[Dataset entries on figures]

** Start **

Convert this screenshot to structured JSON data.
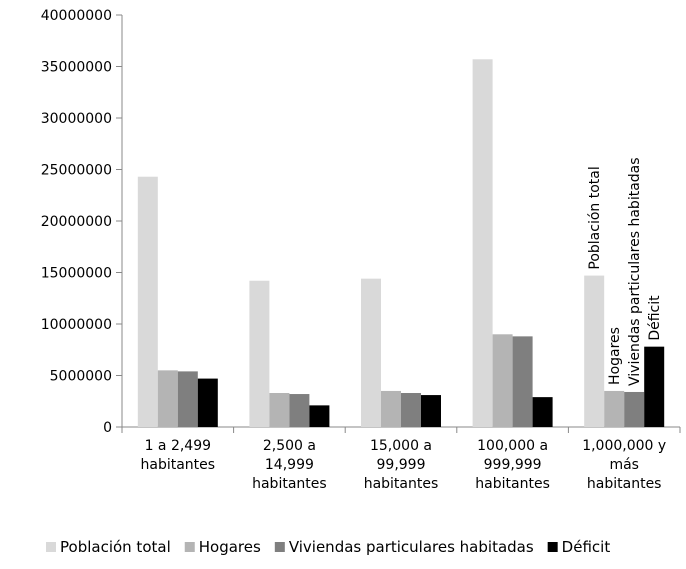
{
  "chart_data": {
    "type": "bar",
    "categories": [
      [
        "1 a 2,499",
        "habitantes"
      ],
      [
        "2,500 a",
        "14,999",
        "habitantes"
      ],
      [
        "15,000 a",
        "99,999",
        "habitantes"
      ],
      [
        "100,000 a",
        "999,999",
        "habitantes"
      ],
      [
        "1,000,000 y",
        "más",
        "habitantes"
      ]
    ],
    "series": [
      {
        "name": "Población total",
        "color": "#d9d9d9",
        "values": [
          24300000,
          14200000,
          14400000,
          35700000,
          14700000
        ]
      },
      {
        "name": "Hogares",
        "color": "#b4b4b4",
        "values": [
          5500000,
          3300000,
          3500000,
          9000000,
          3500000
        ]
      },
      {
        "name": "Viviendas particulares habitadas",
        "color": "#7f7f7f",
        "values": [
          5400000,
          3200000,
          3300000,
          8800000,
          3400000
        ]
      },
      {
        "name": "Déficit",
        "color": "#000000",
        "values": [
          4700000,
          2100000,
          3100000,
          2900000,
          7800000
        ]
      }
    ],
    "ylim": [
      0,
      40000000
    ],
    "yticks": [
      "0",
      "5000000",
      "10000000",
      "15000000",
      "20000000",
      "25000000",
      "30000000",
      "35000000",
      "40000000"
    ],
    "annotations": {
      "category_index": 4,
      "labels": [
        "Población total",
        "Hogares",
        "Viviendas particulares habitadas",
        "Déficit"
      ]
    },
    "grid": false,
    "legend_position": "bottom",
    "title": "",
    "xlabel": "",
    "ylabel": ""
  }
}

** End **

Pictures are not part of the copy; output everything else in the records exactly.

Convert this screenshot to structured JSON data.
{
  "chart_data": {
    "type": "bar",
    "categories": [
      [
        "1 a 2,499",
        "habitantes"
      ],
      [
        "2,500 a",
        "14,999",
        "habitantes"
      ],
      [
        "15,000 a",
        "99,999",
        "habitantes"
      ],
      [
        "100,000 a",
        "999,999",
        "habitantes"
      ],
      [
        "1,000,000 y",
        "más",
        "habitantes"
      ]
    ],
    "series": [
      {
        "name": "Población total",
        "color": "#d9d9d9",
        "values": [
          24300000,
          14200000,
          14400000,
          35700000,
          14700000
        ]
      },
      {
        "name": "Hogares",
        "color": "#b4b4b4",
        "values": [
          5500000,
          3300000,
          3500000,
          9000000,
          3500000
        ]
      },
      {
        "name": "Viviendas particulares habitadas",
        "color": "#7f7f7f",
        "values": [
          5400000,
          3200000,
          3300000,
          8800000,
          3400000
        ]
      },
      {
        "name": "Déficit",
        "color": "#000000",
        "values": [
          4700000,
          2100000,
          3100000,
          2900000,
          7800000
        ]
      }
    ],
    "ylim": [
      0,
      40000000
    ],
    "yticks": [
      "0",
      "5000000",
      "10000000",
      "15000000",
      "20000000",
      "25000000",
      "30000000",
      "35000000",
      "40000000"
    ],
    "annotations": {
      "category_index": 4,
      "labels": [
        "Población total",
        "Hogares",
        "Viviendas particulares habitadas",
        "Déficit"
      ]
    },
    "grid": false,
    "legend_position": "bottom",
    "title": "",
    "xlabel": "",
    "ylabel": ""
  }
}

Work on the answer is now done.